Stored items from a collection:
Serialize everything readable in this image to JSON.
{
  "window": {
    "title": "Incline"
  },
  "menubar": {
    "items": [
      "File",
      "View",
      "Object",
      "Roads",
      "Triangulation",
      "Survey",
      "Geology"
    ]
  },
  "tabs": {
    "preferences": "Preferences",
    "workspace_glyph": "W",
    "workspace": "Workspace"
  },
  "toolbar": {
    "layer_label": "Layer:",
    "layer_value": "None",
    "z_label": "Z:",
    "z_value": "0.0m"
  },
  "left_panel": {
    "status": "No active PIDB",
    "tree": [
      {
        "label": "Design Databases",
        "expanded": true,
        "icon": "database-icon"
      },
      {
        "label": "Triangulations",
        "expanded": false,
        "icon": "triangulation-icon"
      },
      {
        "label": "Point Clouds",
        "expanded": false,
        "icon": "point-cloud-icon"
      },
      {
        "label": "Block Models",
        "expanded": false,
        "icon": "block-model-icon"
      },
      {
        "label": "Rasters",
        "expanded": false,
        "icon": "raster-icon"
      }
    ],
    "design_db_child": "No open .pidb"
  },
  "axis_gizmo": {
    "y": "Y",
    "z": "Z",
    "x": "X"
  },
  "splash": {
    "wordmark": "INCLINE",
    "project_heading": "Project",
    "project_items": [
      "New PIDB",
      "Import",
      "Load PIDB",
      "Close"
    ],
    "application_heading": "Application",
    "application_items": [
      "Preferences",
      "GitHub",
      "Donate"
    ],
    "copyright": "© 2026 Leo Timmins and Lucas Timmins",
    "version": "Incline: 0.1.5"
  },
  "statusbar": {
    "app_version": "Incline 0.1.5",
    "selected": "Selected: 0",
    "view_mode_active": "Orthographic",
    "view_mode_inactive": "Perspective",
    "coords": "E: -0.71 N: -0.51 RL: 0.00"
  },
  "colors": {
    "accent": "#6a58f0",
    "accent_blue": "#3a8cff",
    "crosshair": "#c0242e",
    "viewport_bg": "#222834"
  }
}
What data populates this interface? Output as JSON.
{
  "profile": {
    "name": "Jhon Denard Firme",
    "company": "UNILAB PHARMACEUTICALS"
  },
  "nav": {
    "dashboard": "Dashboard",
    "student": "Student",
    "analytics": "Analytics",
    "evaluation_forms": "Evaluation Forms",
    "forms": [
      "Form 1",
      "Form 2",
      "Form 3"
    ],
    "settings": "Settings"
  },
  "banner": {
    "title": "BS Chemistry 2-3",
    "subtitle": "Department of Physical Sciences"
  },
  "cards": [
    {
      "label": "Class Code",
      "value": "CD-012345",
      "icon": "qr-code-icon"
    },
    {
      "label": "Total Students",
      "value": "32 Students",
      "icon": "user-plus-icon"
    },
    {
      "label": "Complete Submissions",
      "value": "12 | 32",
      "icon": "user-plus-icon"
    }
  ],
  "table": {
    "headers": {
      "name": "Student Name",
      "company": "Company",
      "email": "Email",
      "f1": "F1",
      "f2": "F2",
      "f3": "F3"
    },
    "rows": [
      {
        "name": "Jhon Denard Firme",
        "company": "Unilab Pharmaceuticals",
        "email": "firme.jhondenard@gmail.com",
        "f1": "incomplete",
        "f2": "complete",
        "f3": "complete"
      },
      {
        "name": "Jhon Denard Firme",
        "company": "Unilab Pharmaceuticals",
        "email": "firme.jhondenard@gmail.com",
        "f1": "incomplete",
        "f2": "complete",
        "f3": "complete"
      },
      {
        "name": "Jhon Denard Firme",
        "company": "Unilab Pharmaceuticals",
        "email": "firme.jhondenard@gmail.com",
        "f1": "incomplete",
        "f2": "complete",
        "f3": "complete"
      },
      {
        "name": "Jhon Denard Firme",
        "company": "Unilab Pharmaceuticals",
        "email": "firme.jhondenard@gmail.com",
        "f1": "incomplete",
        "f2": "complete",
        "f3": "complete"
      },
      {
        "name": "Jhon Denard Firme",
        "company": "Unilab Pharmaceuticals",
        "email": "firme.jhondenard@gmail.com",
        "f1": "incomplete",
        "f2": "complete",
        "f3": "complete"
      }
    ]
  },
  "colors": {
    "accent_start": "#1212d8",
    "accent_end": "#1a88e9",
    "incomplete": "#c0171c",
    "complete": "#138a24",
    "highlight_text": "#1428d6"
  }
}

#### Exercise details:
Copy out all of the data exactly, leaving nothing out.

#### Exercise answer:
Serialize everything readable in this image to JSON.
{
  "window": {
    "title": "Incline"
  },
  "menubar": {
    "items": [
      "File",
      "View",
      "Object",
      "Roads",
      "Triangulation",
      "Survey",
      "Geology"
    ]
  },
  "tabs": {
    "preferences": "Preferences",
    "workspace_glyph": "W",
    "workspace": "Workspace"
  },
  "toolbar": {
    "layer_label": "Layer:",
    "layer_value": "None",
    "z_label": "Z:",
    "z_value": "0.0m"
  },
  "left_panel": {
    "status": "No active PIDB",
    "tree": [
      {
        "label": "Design Databases",
        "expanded": true,
        "icon": "database-icon"
      },
      {
        "label": "Triangulations",
        "expanded": false,
        "icon": "triangulation-icon"
      },
      {
        "label": "Point Clouds",
        "expanded": false,
        "icon": "point-cloud-icon"
      },
      {
        "label": "Block Models",
        "expanded": false,
        "icon": "block-model-icon"
      },
      {
        "label": "Rasters",
        "expanded": false,
        "icon": "raster-icon"
      }
    ],
    "design_db_child": "No open .pidb"
  },
  "axis_gizmo": {
    "y": "Y",
    "z": "Z",
    "x": "X"
  },
  "splash": {
    "wordmark": "INCLINE",
    "project_heading": "Project",
    "project_items": [
      "New PIDB",
      "Import",
      "Load PIDB",
      "Close"
    ],
    "application_heading": "Application",
    "application_items": [
      "Preferences",
      "GitHub",
      "Donate"
    ],
    "copyright": "© 2026 Leo Timmins and Lucas Timmins",
    "version": "Incline: 0.1.5"
  },
  "statusbar": {
    "app_version": "Incline 0.1.5",
    "selected": "Selected: 0",
    "view_mode_active": "Orthographic",
    "view_mode_inactive": "Perspective",
    "coords": "E: -0.71 N: -0.51 RL: 0.00"
  },
  "colors": {
    "accent": "#6a58f0",
    "accent_blue": "#3a8cff",
    "crosshair": "#c0242e",
    "viewport_bg": "#222834"
  }
}
What data populates this interface? Output as JSON.
{
  "profile": {
    "name": "Jhon Denard Firme",
    "company": "UNILAB PHARMACEUTICALS"
  },
  "nav": {
    "dashboard": "Dashboard",
    "student": "Student",
    "analytics": "Analytics",
    "evaluation_forms": "Evaluation Forms",
    "forms": [
      "Form 1",
      "Form 2",
      "Form 3"
    ],
    "settings": "Settings"
  },
  "banner": {
    "title": "BS Chemistry 2-3",
    "subtitle": "Department of Physical Sciences"
  },
  "cards": [
    {
      "label": "Class Code",
      "value": "CD-012345",
      "icon": "qr-code-icon"
    },
    {
      "label": "Total Students",
      "value": "32 Students",
      "icon": "user-plus-icon"
    },
    {
      "label": "Complete Submissions",
      "value": "12 | 32",
      "icon": "user-plus-icon"
    }
  ],
  "table": {
    "headers": {
      "name": "Student Name",
      "company": "Company",
      "email": "Email",
      "f1": "F1",
      "f2": "F2",
      "f3": "F3"
    },
    "rows": [
      {
        "name": "Jhon Denard Firme",
        "company": "Unilab Pharmaceuticals",
        "email": "firme.jhondenard@gmail.com",
        "f1": "incomplete",
        "f2": "complete",
        "f3": "complete"
      },
      {
        "name": "Jhon Denard Firme",
        "company": "Unilab Pharmaceuticals",
        "email": "firme.jhondenard@gmail.com",
        "f1": "incomplete",
        "f2": "complete",
        "f3": "complete"
      },
      {
        "name": "Jhon Denard Firme",
        "company": "Unilab Pharmaceuticals",
        "email": "firme.jhondenard@gmail.com",
        "f1": "incomplete",
        "f2": "complete",
        "f3": "complete"
      },
      {
        "name": "Jhon Denard Firme",
        "company": "Unilab Pharmaceuticals",
        "email": "firme.jhondenard@gmail.com",
        "f1": "incomplete",
        "f2": "complete",
        "f3": "complete"
      },
      {
        "name": "Jhon Denard Firme",
        "company": "Unilab Pharmaceuticals",
        "email": "firme.jhondenard@gmail.com",
        "f1": "incomplete",
        "f2": "complete",
        "f3": "complete"
      }
    ]
  },
  "colors": {
    "accent_start": "#1212d8",
    "accent_end": "#1a88e9",
    "incomplete": "#c0171c",
    "complete": "#138a24",
    "highlight_text": "#1428d6"
  }
}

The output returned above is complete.